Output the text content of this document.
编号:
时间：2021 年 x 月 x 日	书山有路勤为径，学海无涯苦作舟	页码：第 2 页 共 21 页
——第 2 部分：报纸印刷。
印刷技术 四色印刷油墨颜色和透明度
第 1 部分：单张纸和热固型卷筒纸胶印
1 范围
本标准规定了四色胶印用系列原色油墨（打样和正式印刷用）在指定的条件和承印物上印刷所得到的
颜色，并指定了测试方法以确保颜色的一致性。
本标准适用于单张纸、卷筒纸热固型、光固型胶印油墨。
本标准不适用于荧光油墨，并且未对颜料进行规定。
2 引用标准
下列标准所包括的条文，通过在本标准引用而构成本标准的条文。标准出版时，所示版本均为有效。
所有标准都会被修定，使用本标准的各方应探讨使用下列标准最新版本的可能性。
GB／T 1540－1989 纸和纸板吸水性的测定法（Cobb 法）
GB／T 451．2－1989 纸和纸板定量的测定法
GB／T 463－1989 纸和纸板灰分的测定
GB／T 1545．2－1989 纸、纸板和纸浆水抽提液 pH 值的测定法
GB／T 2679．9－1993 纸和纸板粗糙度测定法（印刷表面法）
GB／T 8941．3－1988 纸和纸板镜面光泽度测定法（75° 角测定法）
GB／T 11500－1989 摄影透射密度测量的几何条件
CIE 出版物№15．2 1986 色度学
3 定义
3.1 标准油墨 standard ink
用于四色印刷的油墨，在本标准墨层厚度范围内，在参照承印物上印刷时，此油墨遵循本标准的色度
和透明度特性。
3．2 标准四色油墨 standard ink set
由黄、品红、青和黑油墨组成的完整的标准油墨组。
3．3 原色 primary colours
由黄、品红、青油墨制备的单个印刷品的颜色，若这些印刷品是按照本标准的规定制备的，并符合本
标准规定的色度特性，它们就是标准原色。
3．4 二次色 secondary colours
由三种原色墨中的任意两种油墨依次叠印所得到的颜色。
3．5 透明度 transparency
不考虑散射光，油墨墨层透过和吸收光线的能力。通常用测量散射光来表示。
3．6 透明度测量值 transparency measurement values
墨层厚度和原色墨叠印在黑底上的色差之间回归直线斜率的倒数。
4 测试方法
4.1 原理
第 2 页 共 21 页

^^^^^^^^^^^^^^^^

* _What is required_: Each line of the listing should be copied exactly.

* _Result_:
Output the text content of this document.
编号:
时间：2021 年 x 月 x 日	书山有路勤为径，学海无涯苦作舟	页码：第 2 页 共 21 页
——第 2 部分：报纸印刷。
印刷技术 四色印刷油墨颜色和透明度
第 1 部分：单张纸和热固型卷筒纸胶印
1 范围
本标准规定了四色胶印用系列原色油墨（打样和正式印刷用）在指定的条件和承印物上印刷所得到的
颜色，并指定了测试方法以确保颜色的一致性。
本标准适用于单张纸、卷筒纸热固型、光固型胶印油墨。
本标准不适用于荧光油墨，并且未对颜料进行规定。
2 引用标准
下列标准所包括的条文，通过在本标准引用而构成本标准的条文。标准出版时，所示版本均为有效。
所有标准都会被修定，使用本标准的各方应探讨使用下列标准最新版本的可能性。
GB／T 1540－1989 纸和纸板吸水性的测定法（Cobb 法）
GB／T 451．2－1989 纸和纸板定量的测定法
GB／T 463－1989 纸和纸板灰分的测定
GB／T 1545．2－1989 纸、纸板和纸浆水抽提液 pH 值的测定法
GB／T 2679．9－1993 纸和纸板粗糙度测定法（印刷表面法）
GB／T 8941．3－1988 纸和纸板镜面光泽度测定法（75° 角测定法）
GB／T 11500－1989 摄影透射密度测量的几何条件
CIE 出版物№15．2 1986 色度学
3 定义
3.1 标准油墨 standard ink
用于四色印刷的油墨，在本标准墨层厚度范围内，在参照承印物上印刷时，此油墨遵循本标准的色度
和透明度特性。
3．2 标准四色油墨 standard ink set
由黄、品红、青和黑油墨组成的完整的标准油墨组。
3．3 原色 primary colours
由黄、品红、青油墨制备的单个印刷品的颜色，若这些印刷品是按照本标准的规定制备的，并符合本
标准规定的色度特性，它们就是标准原色。
3．4 二次色 secondary colours
由三种原色墨中的任意两种油墨依次叠印所得到的颜色。
3．5 透明度 transparency
不考虑散射光，油墨墨层透过和吸收光线的能力。通常用测量散射光来表示。
3．6 透明度测量值 transparency measurement values
墨层厚度和原色墨叠印在黑底上的色差之间回归直线斜率的倒数。
4 测试方法
4.1 原理
第 2 页 共 21 页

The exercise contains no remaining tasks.